■ WHAT THE EXERCISE ASKS
In this exercise, return the whole listing exactly, excluding any images.

□ □ □ □ □

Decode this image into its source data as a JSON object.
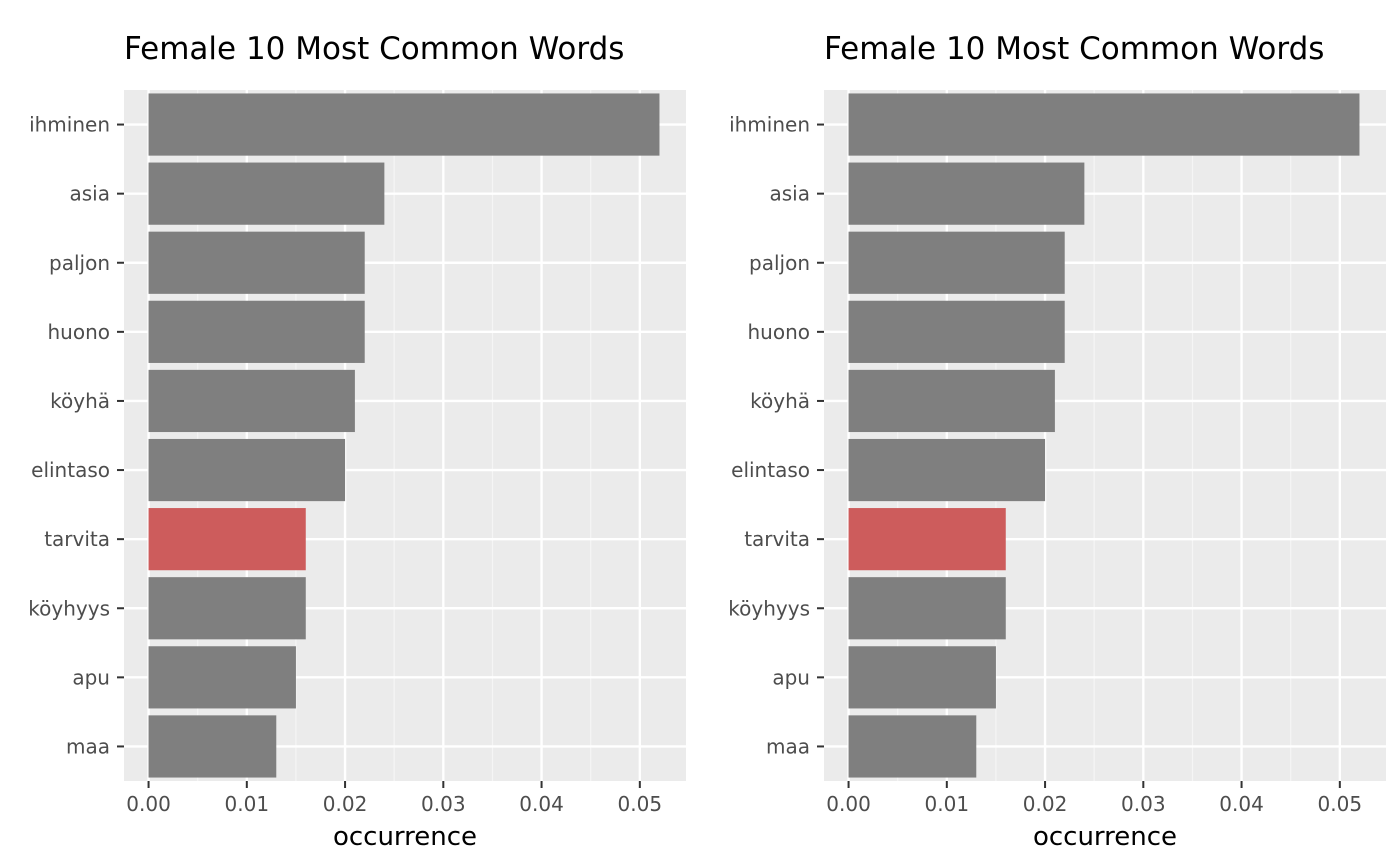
{
  "chart_data": [
    {
      "type": "bar",
      "orientation": "horizontal",
      "title": "Female 10 Most Common Words",
      "xlabel": "occurrence",
      "ylabel": "",
      "categories": [
        "ihminen",
        "asia",
        "paljon",
        "huono",
        "köyhä",
        "elintaso",
        "tarvita",
        "köyhyys",
        "apu",
        "maa"
      ],
      "values": [
        0.052,
        0.024,
        0.022,
        0.022,
        0.021,
        0.02,
        0.016,
        0.016,
        0.015,
        0.013
      ],
      "highlight": "tarvita",
      "xlim": [
        -0.0025,
        0.0547
      ],
      "xticks": [
        "0.00",
        "0.01",
        "0.02",
        "0.03",
        "0.04",
        "0.05"
      ],
      "grid": true,
      "legend": "none"
    },
    {
      "type": "bar",
      "orientation": "horizontal",
      "title": "Female 10 Most Common Words",
      "xlabel": "occurrence",
      "ylabel": "",
      "categories": [
        "ihminen",
        "asia",
        "paljon",
        "huono",
        "köyhä",
        "elintaso",
        "tarvita",
        "köyhyys",
        "apu",
        "maa"
      ],
      "values": [
        0.052,
        0.024,
        0.022,
        0.022,
        0.021,
        0.02,
        0.016,
        0.016,
        0.015,
        0.013
      ],
      "highlight": "tarvita",
      "xlim": [
        -0.0025,
        0.0547
      ],
      "xticks": [
        "0.00",
        "0.01",
        "0.02",
        "0.03",
        "0.04",
        "0.05"
      ],
      "grid": true,
      "legend": "none"
    }
  ],
  "colors": {
    "bar": "#7f7f7f",
    "highlight": "#cd5c5c",
    "panel": "#ebebeb",
    "grid_major": "#ffffff",
    "grid_minor": "#f5f5f5",
    "tick": "#333333"
  }
}
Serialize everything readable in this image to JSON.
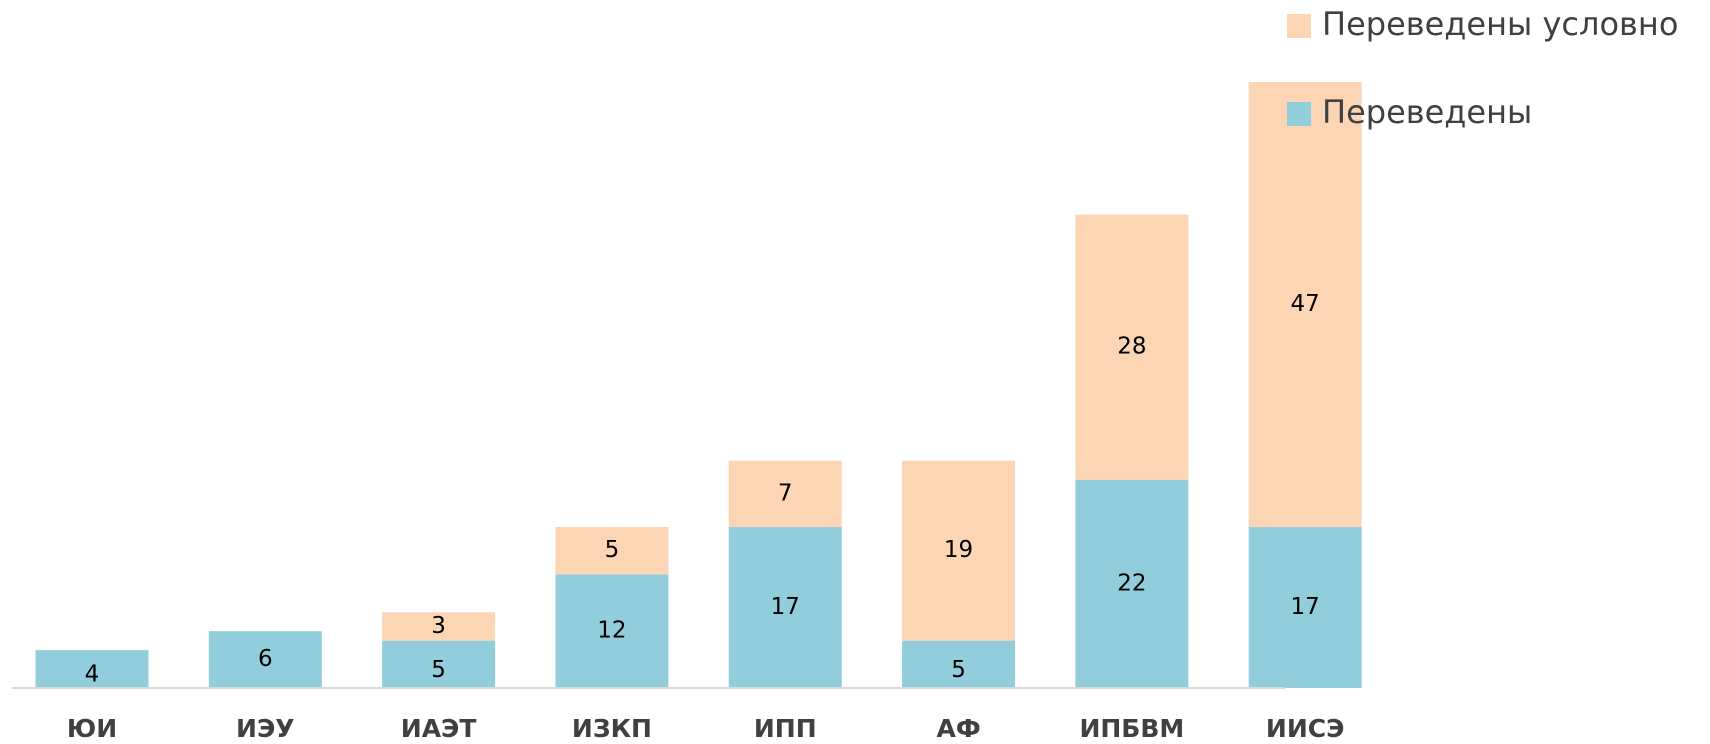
{
  "chart_data": {
    "type": "stacked_bar",
    "categories": [
      "ЮИ",
      "ИЭУ",
      "ИАЭТ",
      "ИЗКП",
      "ИПП",
      "АФ",
      "ИПБВМ",
      "ИИСЭ"
    ],
    "series": [
      {
        "name": "Переведены",
        "color": "#92cddc",
        "values": [
          4,
          6,
          5,
          12,
          17,
          5,
          22,
          17
        ]
      },
      {
        "name": "Переведены условно",
        "color": "#fcd5b5",
        "values": [
          null,
          null,
          3,
          5,
          7,
          19,
          28,
          47
        ]
      }
    ],
    "legend": "top-right"
  }
}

□ □ □ □ □

■ WRITTEN REPLY
Decode this image into its source data as a JSON object.
{
  "chart_data": [
    {
      "type": "bar",
      "orientation": "horizontal",
      "title": "Female 10 Most Common Words",
      "xlabel": "occurrence",
      "ylabel": "",
      "categories": [
        "ihminen",
        "asia",
        "paljon",
        "huono",
        "köyhä",
        "elintaso",
        "tarvita",
        "köyhyys",
        "apu",
        "maa"
      ],
      "values": [
        0.052,
        0.024,
        0.022,
        0.022,
        0.021,
        0.02,
        0.016,
        0.016,
        0.015,
        0.013
      ],
      "highlight": "tarvita",
      "xlim": [
        -0.0025,
        0.0547
      ],
      "xticks": [
        "0.00",
        "0.01",
        "0.02",
        "0.03",
        "0.04",
        "0.05"
      ],
      "grid": true,
      "legend": "none"
    },
    {
      "type": "bar",
      "orientation": "horizontal",
      "title": "Female 10 Most Common Words",
      "xlabel": "occurrence",
      "ylabel": "",
      "categories": [
        "ihminen",
        "asia",
        "paljon",
        "huono",
        "köyhä",
        "elintaso",
        "tarvita",
        "köyhyys",
        "apu",
        "maa"
      ],
      "values": [
        0.052,
        0.024,
        0.022,
        0.022,
        0.021,
        0.02,
        0.016,
        0.016,
        0.015,
        0.013
      ],
      "highlight": "tarvita",
      "xlim": [
        -0.0025,
        0.0547
      ],
      "xticks": [
        "0.00",
        "0.01",
        "0.02",
        "0.03",
        "0.04",
        "0.05"
      ],
      "grid": true,
      "legend": "none"
    }
  ],
  "colors": {
    "bar": "#7f7f7f",
    "highlight": "#cd5c5c",
    "panel": "#ebebeb",
    "grid_major": "#ffffff",
    "grid_minor": "#f5f5f5",
    "tick": "#333333"
  }
}
Serialize everything readable in this image to JSON.
{
  "chart_data": {
    "type": "stacked_bar",
    "categories": [
      "ЮИ",
      "ИЭУ",
      "ИАЭТ",
      "ИЗКП",
      "ИПП",
      "АФ",
      "ИПБВМ",
      "ИИСЭ"
    ],
    "series": [
      {
        "name": "Переведены",
        "color": "#92cddc",
        "values": [
          4,
          6,
          5,
          12,
          17,
          5,
          22,
          17
        ]
      },
      {
        "name": "Переведены условно",
        "color": "#fcd5b5",
        "values": [
          null,
          null,
          3,
          5,
          7,
          19,
          28,
          47
        ]
      }
    ],
    "legend": "top-right"
  }
}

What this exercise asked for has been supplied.